What the exercise asks:
Your task is to transcribe the records exactly, skipping every image.

Data in this exercise:
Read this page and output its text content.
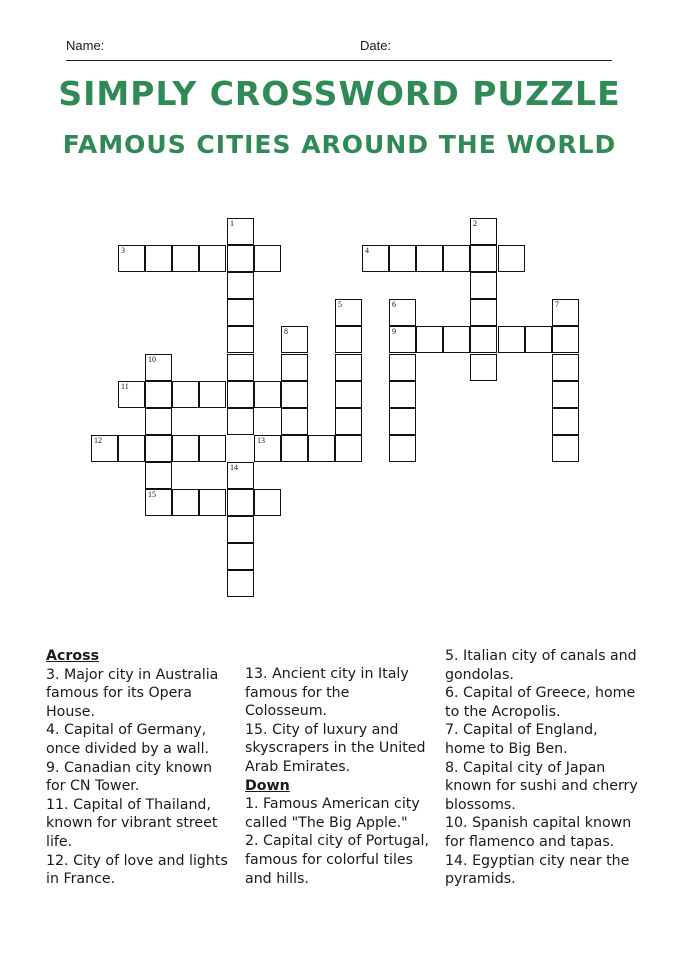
Name:	Date:
SIMPLY CROSSWORD PUZZLE
FAMOUS CITIES AROUND THE WORLD
1	2
3	4
5	6
9
7
8
10
15
11
12	13
14
Across
3. Major city in Australia famous for its Opera House.
4. Capital of Germany, once divided by a wall.
9. Canadian city known for CN Tower.
11. Capital of Thailand, known for vibrant street life.
12. City of love and lights in France.
13. Ancient city in Italy famous for the Colosseum.
15. City of luxury and skyscrapers in the United Arab Emirates.
Down
1. Famous American city called "The Big Apple."
2. Capital city of Portugal, famous for colorful tiles and hills.
5. Italian city of canals and gondolas.
6. Capital of Greece, home to the Acropolis.
7. Capital of England, home to Big Ben.
8. Capital city of Japan known for sushi and cherry blossoms.
10. Spanish capital known for flamenco and tapas.
14. Egyptian city near the pyramids.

The answer:
Read this page and output its text content.
Name:	Date:
SIMPLY CROSSWORD PUZZLE
FAMOUS CITIES AROUND THE WORLD
1	2
3	4
5	6
9
7
8
10
15
11
12	13
14
Across
3. Major city in Australia famous for its Opera House.
4. Capital of Germany, once divided by a wall.
9. Canadian city known for CN Tower.
11. Capital of Thailand, known for vibrant street life.
12. City of love and lights in France.
13. Ancient city in Italy famous for the Colosseum.
15. City of luxury and skyscrapers in the United Arab Emirates.
Down
1. Famous American city called "The Big Apple."
2. Capital city of Portugal, famous for colorful tiles and hills.
5. Italian city of canals and gondolas.
6. Capital of Greece, home to the Acropolis.
7. Capital of England, home to Big Ben.
8. Capital city of Japan known for sushi and cherry blossoms.
10. Spanish capital known for flamenco and tapas.
14. Egyptian city near the pyramids.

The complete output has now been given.